* Begin *

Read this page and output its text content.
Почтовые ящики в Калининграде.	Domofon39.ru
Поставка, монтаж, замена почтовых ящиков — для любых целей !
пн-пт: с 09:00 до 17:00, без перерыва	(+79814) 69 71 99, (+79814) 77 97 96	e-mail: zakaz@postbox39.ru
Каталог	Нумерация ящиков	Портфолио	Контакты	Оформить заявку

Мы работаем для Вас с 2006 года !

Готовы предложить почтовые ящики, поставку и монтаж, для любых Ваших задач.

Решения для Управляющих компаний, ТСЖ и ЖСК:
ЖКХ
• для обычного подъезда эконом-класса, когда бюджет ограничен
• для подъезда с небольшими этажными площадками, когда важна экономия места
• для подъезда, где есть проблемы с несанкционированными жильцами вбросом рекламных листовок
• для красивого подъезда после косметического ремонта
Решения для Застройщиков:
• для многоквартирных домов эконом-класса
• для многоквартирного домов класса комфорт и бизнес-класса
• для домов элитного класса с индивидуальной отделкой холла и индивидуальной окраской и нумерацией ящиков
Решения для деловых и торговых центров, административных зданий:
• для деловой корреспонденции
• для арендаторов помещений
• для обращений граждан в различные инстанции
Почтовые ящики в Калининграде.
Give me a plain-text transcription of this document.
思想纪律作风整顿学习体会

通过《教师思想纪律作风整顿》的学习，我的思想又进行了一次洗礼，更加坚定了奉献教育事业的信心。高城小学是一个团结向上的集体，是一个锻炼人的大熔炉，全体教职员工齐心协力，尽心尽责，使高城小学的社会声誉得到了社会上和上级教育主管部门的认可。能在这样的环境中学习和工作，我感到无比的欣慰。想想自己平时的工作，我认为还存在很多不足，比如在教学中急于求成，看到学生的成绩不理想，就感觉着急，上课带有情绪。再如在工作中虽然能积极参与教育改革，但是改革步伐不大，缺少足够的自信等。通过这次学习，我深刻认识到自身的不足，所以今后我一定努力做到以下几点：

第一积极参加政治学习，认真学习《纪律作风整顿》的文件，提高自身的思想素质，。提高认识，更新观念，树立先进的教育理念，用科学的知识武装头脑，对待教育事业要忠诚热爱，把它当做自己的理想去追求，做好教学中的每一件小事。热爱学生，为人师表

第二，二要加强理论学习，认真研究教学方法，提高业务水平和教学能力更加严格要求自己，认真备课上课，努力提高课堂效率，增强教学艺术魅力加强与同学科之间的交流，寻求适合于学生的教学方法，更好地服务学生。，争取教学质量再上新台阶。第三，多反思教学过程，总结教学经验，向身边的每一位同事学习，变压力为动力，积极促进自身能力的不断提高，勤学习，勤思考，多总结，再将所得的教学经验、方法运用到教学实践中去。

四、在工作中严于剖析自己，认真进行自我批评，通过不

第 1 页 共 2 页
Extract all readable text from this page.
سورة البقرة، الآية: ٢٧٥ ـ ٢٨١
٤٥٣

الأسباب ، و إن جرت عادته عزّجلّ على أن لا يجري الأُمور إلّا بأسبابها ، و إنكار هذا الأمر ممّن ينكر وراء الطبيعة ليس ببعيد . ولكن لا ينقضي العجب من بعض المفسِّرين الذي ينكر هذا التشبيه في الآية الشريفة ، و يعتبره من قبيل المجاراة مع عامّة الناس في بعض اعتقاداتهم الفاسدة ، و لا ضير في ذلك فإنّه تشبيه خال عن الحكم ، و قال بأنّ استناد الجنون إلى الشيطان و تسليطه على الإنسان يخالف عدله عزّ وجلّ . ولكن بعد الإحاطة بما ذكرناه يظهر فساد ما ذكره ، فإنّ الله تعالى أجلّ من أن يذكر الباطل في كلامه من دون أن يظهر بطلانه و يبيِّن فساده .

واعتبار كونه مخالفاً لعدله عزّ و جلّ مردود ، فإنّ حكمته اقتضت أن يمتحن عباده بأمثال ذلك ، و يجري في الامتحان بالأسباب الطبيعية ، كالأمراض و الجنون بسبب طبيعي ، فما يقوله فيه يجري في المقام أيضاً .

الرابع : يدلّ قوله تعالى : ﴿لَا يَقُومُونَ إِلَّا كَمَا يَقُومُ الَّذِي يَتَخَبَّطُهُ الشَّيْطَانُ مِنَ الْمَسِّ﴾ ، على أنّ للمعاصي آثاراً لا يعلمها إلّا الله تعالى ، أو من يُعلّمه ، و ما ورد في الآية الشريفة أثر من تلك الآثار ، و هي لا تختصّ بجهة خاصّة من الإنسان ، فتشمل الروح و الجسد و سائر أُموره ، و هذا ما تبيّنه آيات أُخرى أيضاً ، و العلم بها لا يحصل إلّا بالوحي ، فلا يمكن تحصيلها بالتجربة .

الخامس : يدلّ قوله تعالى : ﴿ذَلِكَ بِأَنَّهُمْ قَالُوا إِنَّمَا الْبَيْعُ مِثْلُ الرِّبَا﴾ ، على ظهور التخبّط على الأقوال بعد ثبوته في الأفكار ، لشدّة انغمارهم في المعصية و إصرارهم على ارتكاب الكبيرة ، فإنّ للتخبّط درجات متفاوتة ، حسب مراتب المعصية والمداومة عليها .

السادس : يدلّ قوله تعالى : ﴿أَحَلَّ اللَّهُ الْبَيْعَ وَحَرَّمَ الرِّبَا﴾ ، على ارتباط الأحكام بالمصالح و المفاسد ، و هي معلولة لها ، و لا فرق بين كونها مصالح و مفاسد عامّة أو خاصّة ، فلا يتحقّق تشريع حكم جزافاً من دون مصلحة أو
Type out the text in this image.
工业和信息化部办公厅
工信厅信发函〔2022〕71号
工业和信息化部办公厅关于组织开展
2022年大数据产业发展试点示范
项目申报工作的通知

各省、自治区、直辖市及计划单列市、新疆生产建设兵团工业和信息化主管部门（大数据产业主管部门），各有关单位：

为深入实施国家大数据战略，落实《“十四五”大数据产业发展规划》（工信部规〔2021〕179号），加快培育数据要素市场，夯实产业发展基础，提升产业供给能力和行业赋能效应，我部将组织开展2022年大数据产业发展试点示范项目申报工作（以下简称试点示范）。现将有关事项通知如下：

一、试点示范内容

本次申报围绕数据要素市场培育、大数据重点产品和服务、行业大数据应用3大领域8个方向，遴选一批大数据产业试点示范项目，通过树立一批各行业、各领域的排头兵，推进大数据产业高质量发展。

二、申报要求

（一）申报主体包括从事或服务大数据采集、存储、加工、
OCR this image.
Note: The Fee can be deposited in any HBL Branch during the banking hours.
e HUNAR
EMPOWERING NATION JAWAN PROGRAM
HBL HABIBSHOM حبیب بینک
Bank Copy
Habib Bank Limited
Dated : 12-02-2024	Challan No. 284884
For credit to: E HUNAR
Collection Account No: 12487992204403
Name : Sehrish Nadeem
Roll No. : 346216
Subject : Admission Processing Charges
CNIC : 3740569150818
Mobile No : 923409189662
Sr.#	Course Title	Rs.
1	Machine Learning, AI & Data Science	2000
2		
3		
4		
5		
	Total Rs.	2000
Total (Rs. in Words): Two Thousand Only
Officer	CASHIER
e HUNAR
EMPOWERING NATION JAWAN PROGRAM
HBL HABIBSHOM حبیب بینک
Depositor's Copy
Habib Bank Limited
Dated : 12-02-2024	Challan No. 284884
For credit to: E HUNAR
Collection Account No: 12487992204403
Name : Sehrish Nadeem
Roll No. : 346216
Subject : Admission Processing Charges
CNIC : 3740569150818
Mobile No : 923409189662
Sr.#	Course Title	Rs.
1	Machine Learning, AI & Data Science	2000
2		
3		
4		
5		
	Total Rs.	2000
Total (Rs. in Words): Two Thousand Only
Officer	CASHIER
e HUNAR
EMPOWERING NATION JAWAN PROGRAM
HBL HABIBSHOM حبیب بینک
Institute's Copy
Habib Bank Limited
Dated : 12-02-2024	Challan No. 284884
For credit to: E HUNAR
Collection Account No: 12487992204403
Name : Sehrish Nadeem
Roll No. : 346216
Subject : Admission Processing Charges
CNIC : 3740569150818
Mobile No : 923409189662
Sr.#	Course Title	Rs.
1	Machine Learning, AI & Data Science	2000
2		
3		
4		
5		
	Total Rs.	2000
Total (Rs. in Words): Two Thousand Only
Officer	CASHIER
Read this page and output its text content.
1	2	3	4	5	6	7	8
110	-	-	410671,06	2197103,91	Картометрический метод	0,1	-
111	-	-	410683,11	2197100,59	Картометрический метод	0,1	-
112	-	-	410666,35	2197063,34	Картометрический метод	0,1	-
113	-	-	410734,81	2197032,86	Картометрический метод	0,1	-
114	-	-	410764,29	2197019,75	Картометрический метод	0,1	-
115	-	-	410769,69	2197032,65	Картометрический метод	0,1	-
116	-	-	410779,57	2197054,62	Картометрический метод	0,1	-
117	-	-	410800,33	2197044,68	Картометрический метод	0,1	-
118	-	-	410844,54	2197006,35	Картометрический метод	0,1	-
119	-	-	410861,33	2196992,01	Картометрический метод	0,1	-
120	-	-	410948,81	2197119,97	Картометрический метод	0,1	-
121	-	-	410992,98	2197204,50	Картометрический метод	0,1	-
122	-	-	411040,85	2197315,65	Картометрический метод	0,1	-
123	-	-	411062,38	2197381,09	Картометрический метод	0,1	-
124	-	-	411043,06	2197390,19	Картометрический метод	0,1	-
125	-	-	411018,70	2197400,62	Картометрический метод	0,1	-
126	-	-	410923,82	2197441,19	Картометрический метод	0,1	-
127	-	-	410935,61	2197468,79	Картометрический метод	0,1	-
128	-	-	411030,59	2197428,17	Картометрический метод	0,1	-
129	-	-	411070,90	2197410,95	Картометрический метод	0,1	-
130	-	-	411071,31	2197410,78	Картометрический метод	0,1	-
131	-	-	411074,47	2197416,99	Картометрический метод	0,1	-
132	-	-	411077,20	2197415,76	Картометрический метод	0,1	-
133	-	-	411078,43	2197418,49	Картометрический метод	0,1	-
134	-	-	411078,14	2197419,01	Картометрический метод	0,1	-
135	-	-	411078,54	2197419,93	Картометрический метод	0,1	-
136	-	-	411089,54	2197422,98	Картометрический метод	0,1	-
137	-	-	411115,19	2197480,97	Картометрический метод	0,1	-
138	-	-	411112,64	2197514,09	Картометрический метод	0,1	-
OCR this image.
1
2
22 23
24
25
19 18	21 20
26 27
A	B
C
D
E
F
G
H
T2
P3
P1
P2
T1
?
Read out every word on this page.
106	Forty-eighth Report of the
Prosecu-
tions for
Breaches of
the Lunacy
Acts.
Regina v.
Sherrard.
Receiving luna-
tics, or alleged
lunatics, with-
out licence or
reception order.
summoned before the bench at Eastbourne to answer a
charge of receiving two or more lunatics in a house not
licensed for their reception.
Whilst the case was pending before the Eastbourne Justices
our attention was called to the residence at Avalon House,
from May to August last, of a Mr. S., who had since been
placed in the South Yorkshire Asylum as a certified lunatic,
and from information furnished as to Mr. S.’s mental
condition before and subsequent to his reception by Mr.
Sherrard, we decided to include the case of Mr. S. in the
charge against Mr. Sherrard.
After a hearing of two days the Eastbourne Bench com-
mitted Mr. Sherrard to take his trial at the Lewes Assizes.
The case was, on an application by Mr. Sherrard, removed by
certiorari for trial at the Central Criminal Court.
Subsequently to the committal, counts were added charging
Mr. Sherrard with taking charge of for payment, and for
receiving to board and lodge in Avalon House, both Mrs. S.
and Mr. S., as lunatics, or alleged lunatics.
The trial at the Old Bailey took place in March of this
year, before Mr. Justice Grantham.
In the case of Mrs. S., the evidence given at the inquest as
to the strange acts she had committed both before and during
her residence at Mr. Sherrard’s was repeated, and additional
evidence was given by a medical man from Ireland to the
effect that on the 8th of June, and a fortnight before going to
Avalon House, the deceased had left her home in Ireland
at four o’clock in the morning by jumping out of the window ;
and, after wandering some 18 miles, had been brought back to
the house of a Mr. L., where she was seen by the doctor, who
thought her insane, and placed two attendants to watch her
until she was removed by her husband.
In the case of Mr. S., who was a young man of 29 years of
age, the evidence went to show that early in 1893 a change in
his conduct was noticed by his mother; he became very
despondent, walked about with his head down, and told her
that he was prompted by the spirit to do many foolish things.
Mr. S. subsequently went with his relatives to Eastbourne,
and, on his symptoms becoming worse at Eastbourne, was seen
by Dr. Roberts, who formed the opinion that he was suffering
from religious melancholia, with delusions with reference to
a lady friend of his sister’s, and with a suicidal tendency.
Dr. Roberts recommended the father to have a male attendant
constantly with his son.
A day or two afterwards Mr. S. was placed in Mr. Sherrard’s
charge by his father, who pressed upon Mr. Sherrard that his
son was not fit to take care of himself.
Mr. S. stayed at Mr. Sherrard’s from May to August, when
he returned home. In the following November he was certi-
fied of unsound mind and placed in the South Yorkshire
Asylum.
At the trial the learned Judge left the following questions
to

* End *

### [GOAL]
Looking at the listing above, count the lines that contain "lunatics" and give nothing but the number.

### [EXERCISE OUTPUT]
3